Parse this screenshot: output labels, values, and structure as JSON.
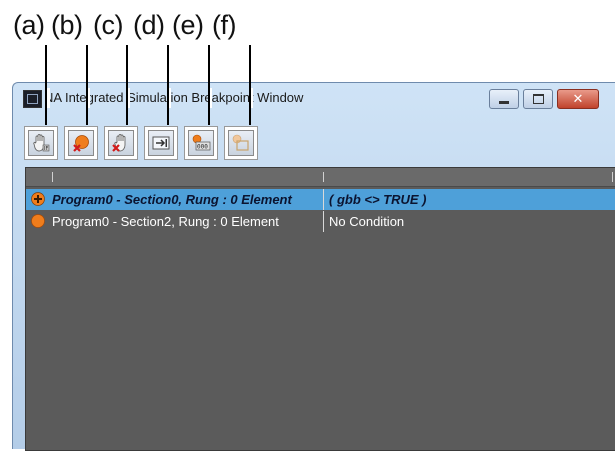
{
  "callouts": [
    "(a)",
    "(b)",
    "(c)",
    "(d)",
    "(e)",
    "(f)"
  ],
  "window": {
    "title": "NA Integrated Simulation Breakpoint Window",
    "accent_color": "#4ea0d9",
    "close_color": "#c0432c"
  },
  "toolbar": {
    "buttons": [
      {
        "icon": "hand-stop-icon"
      },
      {
        "icon": "breakpoint-delete-icon"
      },
      {
        "icon": "hand-delete-icon"
      },
      {
        "icon": "go-to-icon"
      },
      {
        "icon": "breakpoint-counter-icon"
      },
      {
        "icon": "breakpoint-disabled-icon"
      }
    ]
  },
  "breakpoints": {
    "rows": [
      {
        "name": "Program0 - Section0, Rung : 0  Element",
        "condition": "( gbb <> TRUE )",
        "selected": true
      },
      {
        "name": "Program0 - Section2, Rung : 0  Element",
        "condition": "No Condition",
        "selected": false
      }
    ]
  }
}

· · ·

--- TASK ---
Write out the records above exactly as they appear, leaving out any pictures.

--- CORRECT OUTPUT ---
Parse this screenshot: output labels, values, and structure as JSON.
{
  "callouts": [
    "(a)",
    "(b)",
    "(c)",
    "(d)",
    "(e)",
    "(f)"
  ],
  "window": {
    "title": "NA Integrated Simulation Breakpoint Window",
    "accent_color": "#4ea0d9",
    "close_color": "#c0432c"
  },
  "toolbar": {
    "buttons": [
      {
        "icon": "hand-stop-icon"
      },
      {
        "icon": "breakpoint-delete-icon"
      },
      {
        "icon": "hand-delete-icon"
      },
      {
        "icon": "go-to-icon"
      },
      {
        "icon": "breakpoint-counter-icon"
      },
      {
        "icon": "breakpoint-disabled-icon"
      }
    ]
  },
  "breakpoints": {
    "rows": [
      {
        "name": "Program0 - Section0, Rung : 0  Element",
        "condition": "( gbb <> TRUE )",
        "selected": true
      },
      {
        "name": "Program0 - Section2, Rung : 0  Element",
        "condition": "No Condition",
        "selected": false
      }
    ]
  }
}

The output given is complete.